▶ _Written instruction_
Using the records below, report how many lines hold "岁以上儿童", with no extra text.

* begin Provided data *

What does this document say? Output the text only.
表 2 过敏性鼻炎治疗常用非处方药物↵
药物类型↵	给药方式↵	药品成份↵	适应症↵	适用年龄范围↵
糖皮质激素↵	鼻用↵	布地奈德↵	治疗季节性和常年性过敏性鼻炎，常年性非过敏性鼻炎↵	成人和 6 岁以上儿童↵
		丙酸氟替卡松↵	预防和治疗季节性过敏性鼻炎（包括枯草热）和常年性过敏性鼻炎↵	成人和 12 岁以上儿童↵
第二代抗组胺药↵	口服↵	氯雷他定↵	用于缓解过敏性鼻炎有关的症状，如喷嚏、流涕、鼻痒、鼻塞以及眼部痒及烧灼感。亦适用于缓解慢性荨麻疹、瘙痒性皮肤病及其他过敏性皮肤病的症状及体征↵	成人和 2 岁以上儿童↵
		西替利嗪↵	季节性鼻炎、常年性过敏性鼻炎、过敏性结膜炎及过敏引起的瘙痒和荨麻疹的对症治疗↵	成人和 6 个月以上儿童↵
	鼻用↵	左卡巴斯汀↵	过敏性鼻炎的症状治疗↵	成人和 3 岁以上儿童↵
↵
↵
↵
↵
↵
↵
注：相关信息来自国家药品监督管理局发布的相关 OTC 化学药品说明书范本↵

* end Provided data *

▶ _Answer to this exercise_
4